> _Description of the task_
From the entries below, copy every line where the string "Dives" appears.
--------
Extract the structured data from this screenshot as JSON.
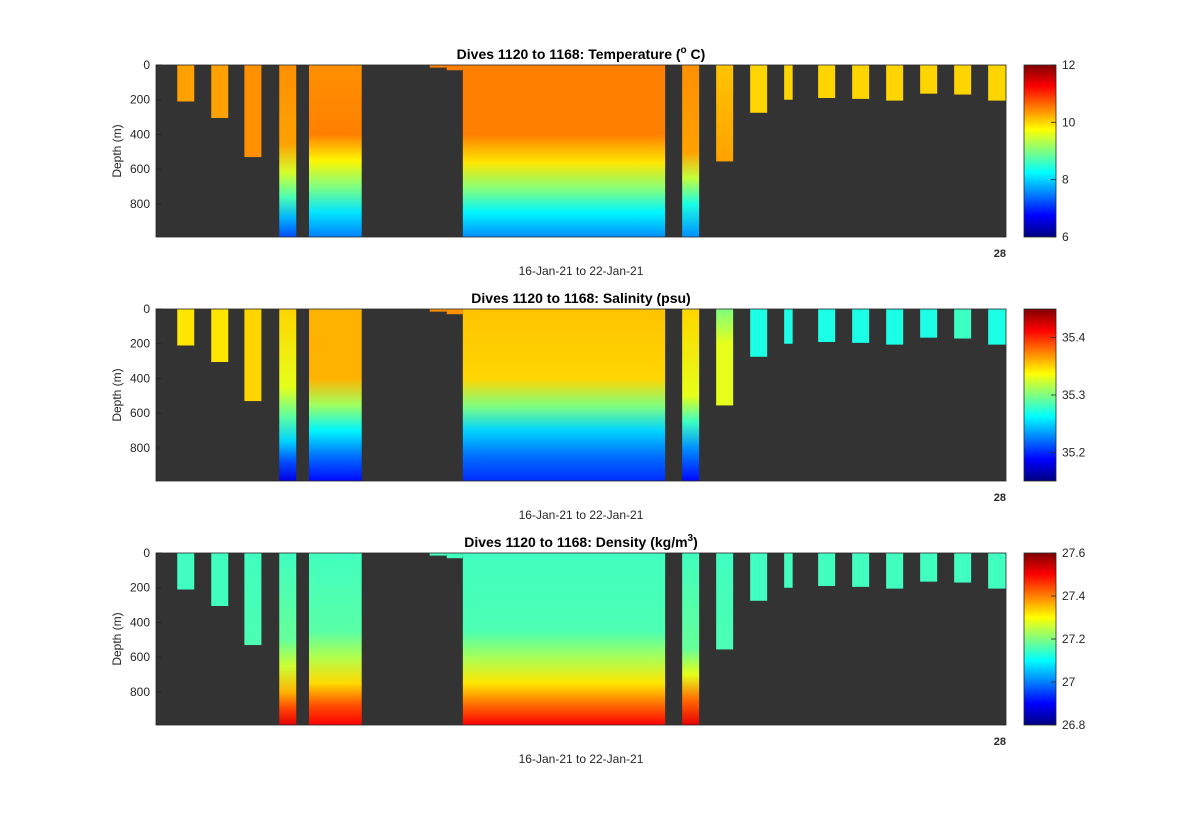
{
  "chart_data": [
    {
      "type": "heatmap",
      "title_text": "Dives 1120 to 1168: Temperature (",
      "title_sup": "o",
      "title_tail": " C)",
      "xlabel": "16-Jan-21 to 22-Jan-21",
      "ylabel": "Depth (m)",
      "x_end_label": "28",
      "yticks": [
        "0",
        "200",
        "400",
        "600",
        "800"
      ],
      "ytick_values": [
        0,
        200,
        400,
        600,
        800
      ],
      "ylim": [
        0,
        990
      ],
      "clim": [
        6,
        12
      ],
      "colorbar_ticks": [
        "6",
        "8",
        "10",
        "12"
      ],
      "colorbar_tick_values": [
        6,
        8,
        10,
        12
      ],
      "colormap": "jet",
      "background_color": "#333333",
      "profiles": [
        {
          "x": 0.025,
          "w": 0.02,
          "depth": 210,
          "stops": [
            [
              0,
              10.3
            ],
            [
              210,
              10.3
            ]
          ]
        },
        {
          "x": 0.065,
          "w": 0.02,
          "depth": 305,
          "stops": [
            [
              0,
              10.3
            ],
            [
              305,
              10.3
            ]
          ]
        },
        {
          "x": 0.104,
          "w": 0.02,
          "depth": 530,
          "stops": [
            [
              0,
              10.4
            ],
            [
              530,
              10.4
            ]
          ]
        },
        {
          "x": 0.145,
          "w": 0.02,
          "depth": 990,
          "stops": [
            [
              0,
              10.4
            ],
            [
              450,
              10.3
            ],
            [
              620,
              9.5
            ],
            [
              760,
              8.7
            ],
            [
              880,
              7.8
            ],
            [
              990,
              7.2
            ]
          ]
        },
        {
          "x": 0.18,
          "w": 0.062,
          "depth": 990,
          "stops": [
            [
              0,
              10.4
            ],
            [
              400,
              10.5
            ],
            [
              550,
              9.8
            ],
            [
              700,
              9.0
            ],
            [
              850,
              8.1
            ],
            [
              990,
              7.5
            ]
          ]
        },
        {
          "x": 0.322,
          "w": 0.02,
          "depth": 15,
          "stops": [
            [
              0,
              10.5
            ],
            [
              15,
              10.5
            ]
          ]
        },
        {
          "x": 0.342,
          "w": 0.019,
          "depth": 30,
          "stops": [
            [
              0,
              10.5
            ],
            [
              30,
              10.5
            ]
          ]
        },
        {
          "x": 0.361,
          "w": 0.238,
          "depth": 990,
          "stops": [
            [
              0,
              10.5
            ],
            [
              400,
              10.5
            ],
            [
              560,
              9.9
            ],
            [
              700,
              9.1
            ],
            [
              850,
              8.2
            ],
            [
              990,
              7.6
            ]
          ]
        },
        {
          "x": 0.619,
          "w": 0.02,
          "depth": 990,
          "stops": [
            [
              0,
              10.4
            ],
            [
              500,
              10.3
            ],
            [
              650,
              9.4
            ],
            [
              800,
              8.4
            ],
            [
              990,
              7.6
            ]
          ]
        },
        {
          "x": 0.659,
          "w": 0.02,
          "depth": 555,
          "stops": [
            [
              0,
              10.1
            ],
            [
              555,
              10.3
            ]
          ]
        },
        {
          "x": 0.699,
          "w": 0.02,
          "depth": 275,
          "stops": [
            [
              0,
              10.0
            ],
            [
              275,
              10.0
            ]
          ]
        },
        {
          "x": 0.739,
          "w": 0.01,
          "depth": 200,
          "stops": [
            [
              0,
              10.0
            ],
            [
              200,
              10.0
            ]
          ]
        },
        {
          "x": 0.779,
          "w": 0.02,
          "depth": 190,
          "stops": [
            [
              0,
              10.0
            ],
            [
              190,
              10.0
            ]
          ]
        },
        {
          "x": 0.819,
          "w": 0.02,
          "depth": 195,
          "stops": [
            [
              0,
              10.0
            ],
            [
              195,
              10.0
            ]
          ]
        },
        {
          "x": 0.859,
          "w": 0.02,
          "depth": 205,
          "stops": [
            [
              0,
              10.0
            ],
            [
              205,
              10.0
            ]
          ]
        },
        {
          "x": 0.899,
          "w": 0.02,
          "depth": 165,
          "stops": [
            [
              0,
              10.0
            ],
            [
              165,
              10.0
            ]
          ]
        },
        {
          "x": 0.939,
          "w": 0.02,
          "depth": 170,
          "stops": [
            [
              0,
              10.0
            ],
            [
              170,
              10.0
            ]
          ]
        },
        {
          "x": 0.979,
          "w": 0.021,
          "depth": 205,
          "stops": [
            [
              0,
              10.0
            ],
            [
              205,
              10.0
            ]
          ]
        }
      ]
    },
    {
      "type": "heatmap",
      "title_text": "Dives 1120 to 1168: Salinity (psu)",
      "title_sup": "",
      "title_tail": "",
      "xlabel": "16-Jan-21 to 22-Jan-21",
      "ylabel": "Depth (m)",
      "x_end_label": "28",
      "yticks": [
        "0",
        "200",
        "400",
        "600",
        "800"
      ],
      "ytick_values": [
        0,
        200,
        400,
        600,
        800
      ],
      "ylim": [
        0,
        990
      ],
      "clim": [
        35.15,
        35.45
      ],
      "colorbar_ticks": [
        "35.2",
        "35.3",
        "35.4"
      ],
      "colorbar_tick_values": [
        35.2,
        35.3,
        35.4
      ],
      "colormap": "jet",
      "background_color": "#333333",
      "profiles": [
        {
          "x": 0.025,
          "w": 0.02,
          "depth": 210,
          "stops": [
            [
              0,
              35.345
            ],
            [
              210,
              35.345
            ]
          ]
        },
        {
          "x": 0.065,
          "w": 0.02,
          "depth": 305,
          "stops": [
            [
              0,
              35.345
            ],
            [
              305,
              35.345
            ]
          ]
        },
        {
          "x": 0.104,
          "w": 0.02,
          "depth": 530,
          "stops": [
            [
              0,
              35.35
            ],
            [
              530,
              35.35
            ]
          ]
        },
        {
          "x": 0.145,
          "w": 0.02,
          "depth": 990,
          "stops": [
            [
              0,
              35.35
            ],
            [
              450,
              35.33
            ],
            [
              620,
              35.29
            ],
            [
              760,
              35.25
            ],
            [
              880,
              35.21
            ],
            [
              990,
              35.18
            ]
          ]
        },
        {
          "x": 0.18,
          "w": 0.062,
          "depth": 990,
          "stops": [
            [
              0,
              35.36
            ],
            [
              400,
              35.36
            ],
            [
              550,
              35.31
            ],
            [
              700,
              35.26
            ],
            [
              850,
              35.22
            ],
            [
              990,
              35.19
            ]
          ]
        },
        {
          "x": 0.322,
          "w": 0.02,
          "depth": 15,
          "stops": [
            [
              0,
              35.37
            ],
            [
              15,
              35.37
            ]
          ]
        },
        {
          "x": 0.342,
          "w": 0.019,
          "depth": 30,
          "stops": [
            [
              0,
              35.37
            ],
            [
              30,
              35.37
            ]
          ]
        },
        {
          "x": 0.361,
          "w": 0.238,
          "depth": 990,
          "stops": [
            [
              0,
              35.355
            ],
            [
              400,
              35.35
            ],
            [
              560,
              35.3
            ],
            [
              700,
              35.25
            ],
            [
              850,
              35.22
            ],
            [
              990,
              35.2
            ]
          ]
        },
        {
          "x": 0.619,
          "w": 0.02,
          "depth": 990,
          "stops": [
            [
              0,
              35.35
            ],
            [
              500,
              35.33
            ],
            [
              650,
              35.28
            ],
            [
              800,
              35.23
            ],
            [
              990,
              35.19
            ]
          ]
        },
        {
          "x": 0.659,
          "w": 0.02,
          "depth": 555,
          "stops": [
            [
              0,
              35.3
            ],
            [
              200,
              35.33
            ],
            [
              555,
              35.33
            ]
          ]
        },
        {
          "x": 0.699,
          "w": 0.02,
          "depth": 275,
          "stops": [
            [
              0,
              35.27
            ],
            [
              275,
              35.27
            ]
          ]
        },
        {
          "x": 0.739,
          "w": 0.01,
          "depth": 200,
          "stops": [
            [
              0,
              35.27
            ],
            [
              200,
              35.27
            ]
          ]
        },
        {
          "x": 0.779,
          "w": 0.02,
          "depth": 190,
          "stops": [
            [
              0,
              35.27
            ],
            [
              190,
              35.27
            ]
          ]
        },
        {
          "x": 0.819,
          "w": 0.02,
          "depth": 195,
          "stops": [
            [
              0,
              35.27
            ],
            [
              195,
              35.27
            ]
          ]
        },
        {
          "x": 0.859,
          "w": 0.02,
          "depth": 205,
          "stops": [
            [
              0,
              35.27
            ],
            [
              205,
              35.27
            ]
          ]
        },
        {
          "x": 0.899,
          "w": 0.02,
          "depth": 165,
          "stops": [
            [
              0,
              35.27
            ],
            [
              165,
              35.27
            ]
          ]
        },
        {
          "x": 0.939,
          "w": 0.02,
          "depth": 170,
          "stops": [
            [
              0,
              35.28
            ],
            [
              170,
              35.28
            ]
          ]
        },
        {
          "x": 0.979,
          "w": 0.021,
          "depth": 205,
          "stops": [
            [
              0,
              35.27
            ],
            [
              205,
              35.27
            ]
          ]
        }
      ]
    },
    {
      "type": "heatmap",
      "title_text": "Dives 1120 to 1168: Density (kg/m",
      "title_sup": "3",
      "title_tail": ")",
      "xlabel": "16-Jan-21 to 22-Jan-21",
      "ylabel": "Depth (m)",
      "x_end_label": "28",
      "yticks": [
        "0",
        "200",
        "400",
        "600",
        "800"
      ],
      "ytick_values": [
        0,
        200,
        400,
        600,
        800
      ],
      "ylim": [
        0,
        990
      ],
      "clim": [
        26.8,
        27.6
      ],
      "colorbar_ticks": [
        "26.8",
        "27",
        "27.2",
        "27.4",
        "27.6"
      ],
      "colorbar_tick_values": [
        26.8,
        27.0,
        27.2,
        27.4,
        27.6
      ],
      "colormap": "jet",
      "background_color": "#333333",
      "profiles": [
        {
          "x": 0.025,
          "w": 0.02,
          "depth": 210,
          "stops": [
            [
              0,
              27.15
            ],
            [
              210,
              27.15
            ]
          ]
        },
        {
          "x": 0.065,
          "w": 0.02,
          "depth": 305,
          "stops": [
            [
              0,
              27.15
            ],
            [
              305,
              27.15
            ]
          ]
        },
        {
          "x": 0.104,
          "w": 0.02,
          "depth": 530,
          "stops": [
            [
              0,
              27.15
            ],
            [
              530,
              27.16
            ]
          ]
        },
        {
          "x": 0.145,
          "w": 0.02,
          "depth": 990,
          "stops": [
            [
              0,
              27.15
            ],
            [
              500,
              27.18
            ],
            [
              650,
              27.26
            ],
            [
              800,
              27.36
            ],
            [
              900,
              27.45
            ],
            [
              990,
              27.52
            ]
          ]
        },
        {
          "x": 0.18,
          "w": 0.062,
          "depth": 990,
          "stops": [
            [
              0,
              27.15
            ],
            [
              450,
              27.17
            ],
            [
              600,
              27.24
            ],
            [
              750,
              27.33
            ],
            [
              880,
              27.44
            ],
            [
              990,
              27.5
            ]
          ]
        },
        {
          "x": 0.322,
          "w": 0.02,
          "depth": 15,
          "stops": [
            [
              0,
              27.15
            ],
            [
              15,
              27.15
            ]
          ]
        },
        {
          "x": 0.342,
          "w": 0.019,
          "depth": 30,
          "stops": [
            [
              0,
              27.15
            ],
            [
              30,
              27.15
            ]
          ]
        },
        {
          "x": 0.361,
          "w": 0.238,
          "depth": 990,
          "stops": [
            [
              0,
              27.15
            ],
            [
              450,
              27.16
            ],
            [
              600,
              27.23
            ],
            [
              750,
              27.32
            ],
            [
              880,
              27.42
            ],
            [
              990,
              27.5
            ]
          ]
        },
        {
          "x": 0.619,
          "w": 0.02,
          "depth": 990,
          "stops": [
            [
              0,
              27.15
            ],
            [
              550,
              27.18
            ],
            [
              700,
              27.28
            ],
            [
              850,
              27.42
            ],
            [
              990,
              27.52
            ]
          ]
        },
        {
          "x": 0.659,
          "w": 0.02,
          "depth": 555,
          "stops": [
            [
              0,
              27.15
            ],
            [
              555,
              27.16
            ]
          ]
        },
        {
          "x": 0.699,
          "w": 0.02,
          "depth": 275,
          "stops": [
            [
              0,
              27.15
            ],
            [
              275,
              27.15
            ]
          ]
        },
        {
          "x": 0.739,
          "w": 0.01,
          "depth": 200,
          "stops": [
            [
              0,
              27.15
            ],
            [
              200,
              27.15
            ]
          ]
        },
        {
          "x": 0.779,
          "w": 0.02,
          "depth": 190,
          "stops": [
            [
              0,
              27.15
            ],
            [
              190,
              27.15
            ]
          ]
        },
        {
          "x": 0.819,
          "w": 0.02,
          "depth": 195,
          "stops": [
            [
              0,
              27.15
            ],
            [
              195,
              27.15
            ]
          ]
        },
        {
          "x": 0.859,
          "w": 0.02,
          "depth": 205,
          "stops": [
            [
              0,
              27.15
            ],
            [
              205,
              27.15
            ]
          ]
        },
        {
          "x": 0.899,
          "w": 0.02,
          "depth": 165,
          "stops": [
            [
              0,
              27.15
            ],
            [
              165,
              27.15
            ]
          ]
        },
        {
          "x": 0.939,
          "w": 0.02,
          "depth": 170,
          "stops": [
            [
              0,
              27.15
            ],
            [
              170,
              27.15
            ]
          ]
        },
        {
          "x": 0.979,
          "w": 0.021,
          "depth": 205,
          "stops": [
            [
              0,
              27.15
            ],
            [
              205,
              27.15
            ]
          ]
        }
      ]
    }
  ]
}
--------
> _Output for this exercise_
      "title_text": "Dives 1120 to 1168: Temperature (",
      "title_text": "Dives 1120 to 1168: Salinity (psu)",
      "title_text": "Dives 1120 to 1168: Density (kg/m",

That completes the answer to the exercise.